Entries supplied start

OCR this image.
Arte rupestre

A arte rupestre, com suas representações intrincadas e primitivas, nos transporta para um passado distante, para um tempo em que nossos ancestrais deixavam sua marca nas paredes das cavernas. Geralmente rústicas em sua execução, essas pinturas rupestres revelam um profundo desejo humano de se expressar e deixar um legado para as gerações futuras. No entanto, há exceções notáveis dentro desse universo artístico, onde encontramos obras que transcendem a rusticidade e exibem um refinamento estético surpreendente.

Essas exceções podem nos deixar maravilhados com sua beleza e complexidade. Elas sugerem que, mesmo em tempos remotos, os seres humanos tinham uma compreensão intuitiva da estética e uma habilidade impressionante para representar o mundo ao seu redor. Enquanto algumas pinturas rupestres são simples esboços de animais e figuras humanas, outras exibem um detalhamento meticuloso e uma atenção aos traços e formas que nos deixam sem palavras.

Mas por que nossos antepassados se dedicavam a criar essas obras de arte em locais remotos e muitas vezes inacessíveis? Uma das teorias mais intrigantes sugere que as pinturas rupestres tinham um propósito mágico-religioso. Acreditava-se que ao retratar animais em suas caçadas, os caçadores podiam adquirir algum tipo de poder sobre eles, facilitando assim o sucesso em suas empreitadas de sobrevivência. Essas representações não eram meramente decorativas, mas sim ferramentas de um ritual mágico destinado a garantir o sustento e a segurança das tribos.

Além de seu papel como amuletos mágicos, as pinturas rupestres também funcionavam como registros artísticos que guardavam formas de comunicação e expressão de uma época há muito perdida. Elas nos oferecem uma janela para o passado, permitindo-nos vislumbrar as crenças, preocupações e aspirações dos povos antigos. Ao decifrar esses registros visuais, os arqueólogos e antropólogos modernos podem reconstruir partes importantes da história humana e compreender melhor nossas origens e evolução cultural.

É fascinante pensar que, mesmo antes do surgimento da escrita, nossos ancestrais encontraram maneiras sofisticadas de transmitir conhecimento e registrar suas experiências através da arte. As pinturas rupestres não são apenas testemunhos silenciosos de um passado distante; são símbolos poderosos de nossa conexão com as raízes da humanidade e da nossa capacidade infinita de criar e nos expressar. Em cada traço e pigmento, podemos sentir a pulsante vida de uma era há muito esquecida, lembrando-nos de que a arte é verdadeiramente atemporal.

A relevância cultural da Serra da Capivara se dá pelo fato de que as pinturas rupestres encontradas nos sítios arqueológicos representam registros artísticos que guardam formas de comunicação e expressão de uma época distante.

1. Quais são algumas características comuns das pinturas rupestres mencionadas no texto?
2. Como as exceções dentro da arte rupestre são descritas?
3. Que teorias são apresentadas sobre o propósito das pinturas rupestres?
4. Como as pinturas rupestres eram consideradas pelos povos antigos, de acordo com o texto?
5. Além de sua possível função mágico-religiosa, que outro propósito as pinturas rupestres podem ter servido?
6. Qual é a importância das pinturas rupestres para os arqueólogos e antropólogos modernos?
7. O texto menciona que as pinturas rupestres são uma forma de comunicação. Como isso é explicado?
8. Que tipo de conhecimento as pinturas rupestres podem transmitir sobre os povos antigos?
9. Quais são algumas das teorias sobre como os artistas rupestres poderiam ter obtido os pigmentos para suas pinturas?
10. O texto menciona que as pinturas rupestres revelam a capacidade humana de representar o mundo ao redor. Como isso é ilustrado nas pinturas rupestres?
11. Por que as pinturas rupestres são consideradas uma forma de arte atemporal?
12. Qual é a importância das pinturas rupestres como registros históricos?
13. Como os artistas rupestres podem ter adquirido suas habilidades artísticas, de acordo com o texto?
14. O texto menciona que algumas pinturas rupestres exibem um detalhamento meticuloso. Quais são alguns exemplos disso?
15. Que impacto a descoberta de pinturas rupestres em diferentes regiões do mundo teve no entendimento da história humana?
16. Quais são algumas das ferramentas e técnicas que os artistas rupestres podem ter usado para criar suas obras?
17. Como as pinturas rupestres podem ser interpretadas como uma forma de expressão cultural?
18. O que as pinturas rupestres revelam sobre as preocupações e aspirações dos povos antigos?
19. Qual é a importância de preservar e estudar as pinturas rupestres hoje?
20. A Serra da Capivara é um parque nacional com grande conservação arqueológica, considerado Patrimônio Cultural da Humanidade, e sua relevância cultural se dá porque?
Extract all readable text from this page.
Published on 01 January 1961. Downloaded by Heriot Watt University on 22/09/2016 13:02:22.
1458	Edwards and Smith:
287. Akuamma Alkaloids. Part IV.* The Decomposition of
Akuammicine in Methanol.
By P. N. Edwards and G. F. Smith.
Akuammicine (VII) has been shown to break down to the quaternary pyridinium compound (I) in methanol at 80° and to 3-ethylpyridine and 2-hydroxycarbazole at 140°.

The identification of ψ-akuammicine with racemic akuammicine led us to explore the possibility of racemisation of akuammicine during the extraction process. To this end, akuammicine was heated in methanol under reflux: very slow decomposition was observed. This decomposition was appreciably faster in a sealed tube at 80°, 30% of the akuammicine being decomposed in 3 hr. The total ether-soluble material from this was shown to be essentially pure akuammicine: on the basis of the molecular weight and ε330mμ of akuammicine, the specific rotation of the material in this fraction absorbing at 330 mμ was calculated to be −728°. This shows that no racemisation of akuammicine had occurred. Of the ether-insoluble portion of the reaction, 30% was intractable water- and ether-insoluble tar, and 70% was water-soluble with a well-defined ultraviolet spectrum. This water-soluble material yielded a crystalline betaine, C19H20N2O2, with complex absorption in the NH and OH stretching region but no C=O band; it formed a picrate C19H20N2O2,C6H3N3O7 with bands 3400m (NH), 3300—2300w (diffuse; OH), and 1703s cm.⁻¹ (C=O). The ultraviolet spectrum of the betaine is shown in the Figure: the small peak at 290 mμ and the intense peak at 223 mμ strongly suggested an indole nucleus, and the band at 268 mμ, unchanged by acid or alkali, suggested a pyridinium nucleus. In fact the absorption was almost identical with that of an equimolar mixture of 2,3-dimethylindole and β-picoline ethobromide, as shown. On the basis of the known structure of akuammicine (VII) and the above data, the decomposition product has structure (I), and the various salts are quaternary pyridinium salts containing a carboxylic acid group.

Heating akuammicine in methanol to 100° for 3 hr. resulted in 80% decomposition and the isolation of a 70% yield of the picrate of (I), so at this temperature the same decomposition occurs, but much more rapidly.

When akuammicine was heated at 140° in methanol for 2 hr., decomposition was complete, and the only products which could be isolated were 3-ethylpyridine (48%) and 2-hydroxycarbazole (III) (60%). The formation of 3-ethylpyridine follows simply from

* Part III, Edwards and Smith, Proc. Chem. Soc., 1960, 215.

Entries supplied end

### [Exercise requirements]
In the entries above, find each line with the string "preocupações" and copy it.

### [Result]
Além de seu papel como amuletos mágicos, as pinturas rupestres também funcionavam como registros artísticos que guardavam formas de comunicação e expressão de uma época há muito perdida. Elas nos oferecem uma janela para o passado, permitindo-nos vislumbrar as crenças, preocupações e aspirações dos povos antigos. Ao decifrar esses registros visuais, os arqueólogos e antropólogos modernos podem reconstruir partes importantes da história humana e compreender melhor nossas origens e evolução cultural.
18. O que as pinturas rupestres revelam sobre as preocupações e aspirações dos povos antigos?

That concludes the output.